*Material to process*
§ §
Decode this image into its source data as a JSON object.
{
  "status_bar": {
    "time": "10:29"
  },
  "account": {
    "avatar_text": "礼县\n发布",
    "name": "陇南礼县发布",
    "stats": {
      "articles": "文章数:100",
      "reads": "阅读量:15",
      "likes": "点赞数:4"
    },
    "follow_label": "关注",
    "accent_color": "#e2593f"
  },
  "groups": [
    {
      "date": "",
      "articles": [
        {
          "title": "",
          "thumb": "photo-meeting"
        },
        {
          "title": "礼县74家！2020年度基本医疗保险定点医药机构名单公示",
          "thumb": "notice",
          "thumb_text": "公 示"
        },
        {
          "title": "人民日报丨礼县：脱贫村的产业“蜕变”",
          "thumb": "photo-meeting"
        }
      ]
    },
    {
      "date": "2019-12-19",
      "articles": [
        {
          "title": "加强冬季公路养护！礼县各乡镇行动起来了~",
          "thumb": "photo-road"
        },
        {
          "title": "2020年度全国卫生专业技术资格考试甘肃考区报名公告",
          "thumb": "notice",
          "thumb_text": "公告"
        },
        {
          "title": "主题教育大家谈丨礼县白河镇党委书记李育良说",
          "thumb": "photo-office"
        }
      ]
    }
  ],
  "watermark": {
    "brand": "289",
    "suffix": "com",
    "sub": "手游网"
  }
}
§ §
*Problem to solve*
Identify each line containing the string "title" and copy it out.

*Answer in full*
          "title": "",
          "title": "礼县74家！2020年度基本医疗保险定点医药机构名单公示",
          "title": "人民日报丨礼县：脱贫村的产业“蜕变”",
          "title": "加强冬季公路养护！礼县各乡镇行动起来了~",
          "title": "2020年度全国卫生专业技术资格考试甘肃考区报名公告",
          "title": "主题教育大家谈丨礼县白河镇党委书记李育良说",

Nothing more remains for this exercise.